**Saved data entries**
(begin)

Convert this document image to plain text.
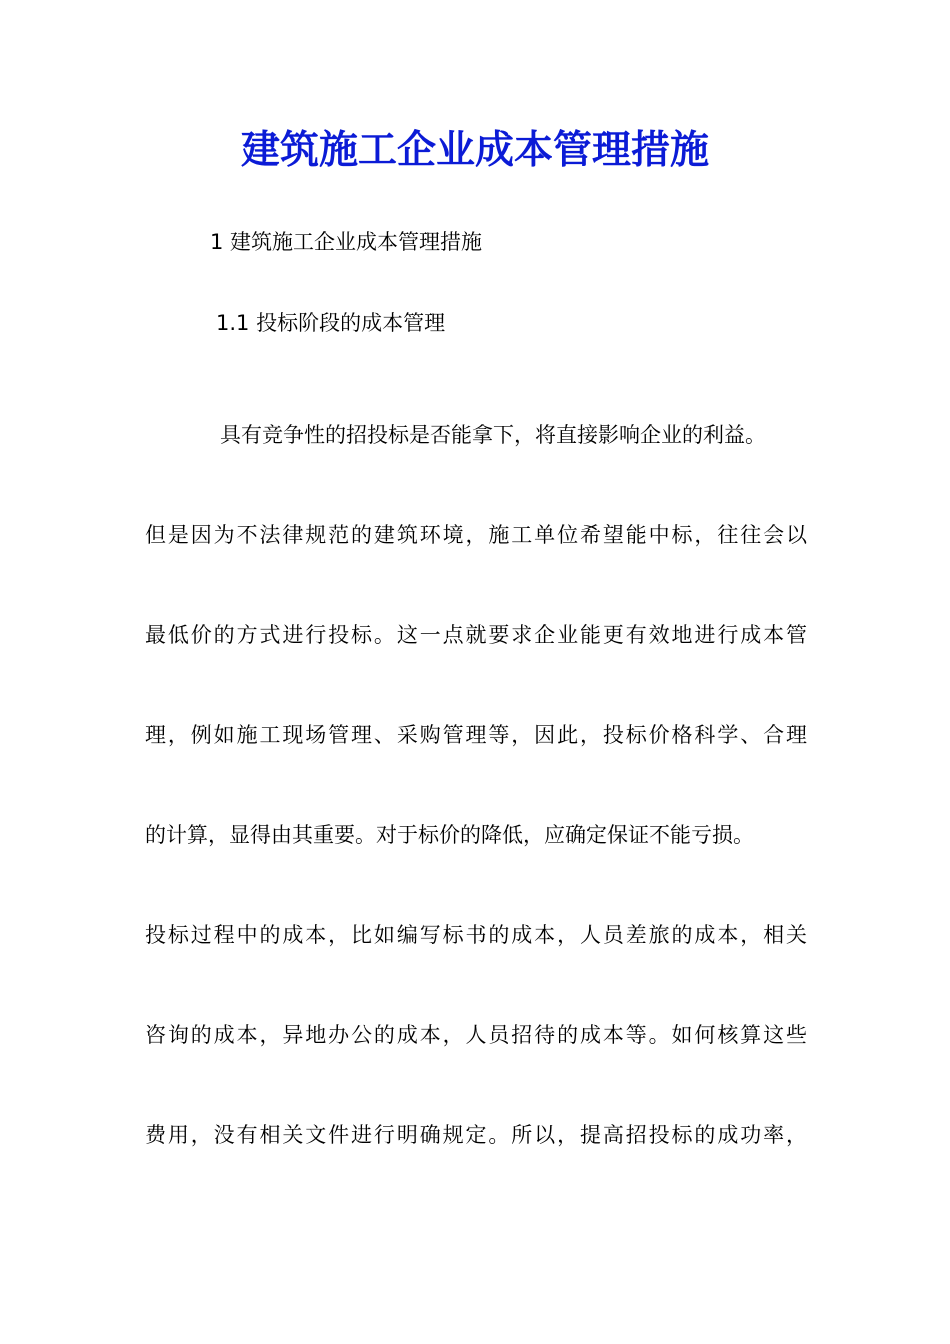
建筑施工企业成本管理措施

1 建筑施工企业成本管理措施

1.1 投标阶段的成本管理

具有竞争性的招投标是否能拿下，将直接影响企业的利益。
但是因为不法律规范的建筑环境，施工单位希望能中标，往往会以
最低价的方式进行投标。这一点就要求企业能更有效地进行成本管
理，例如施工现场管理、采购管理等，因此，投标价格科学、合理
的计算，显得由其重要。对于标价的降低，应确定保证不能亏损。
投标过程中的成本，比如编写标书的成本，人员差旅的成本，相关
咨询的成本，异地办公的成本，人员招待的成本等。如何核算这些
费用，没有相关文件进行明确规定。所以，提高招投标的成功率，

(end)

Make an exact copy of all entries above, dropping the images.

**Output of the task**
Convert this document image to plain text.
建筑施工企业成本管理措施

1 建筑施工企业成本管理措施

1.1 投标阶段的成本管理

具有竞争性的招投标是否能拿下，将直接影响企业的利益。
但是因为不法律规范的建筑环境，施工单位希望能中标，往往会以
最低价的方式进行投标。这一点就要求企业能更有效地进行成本管
理，例如施工现场管理、采购管理等，因此，投标价格科学、合理
的计算，显得由其重要。对于标价的降低，应确定保证不能亏损。
投标过程中的成本，比如编写标书的成本，人员差旅的成本，相关
咨询的成本，异地办公的成本，人员招待的成本等。如何核算这些
费用，没有相关文件进行明确规定。所以，提高招投标的成功率，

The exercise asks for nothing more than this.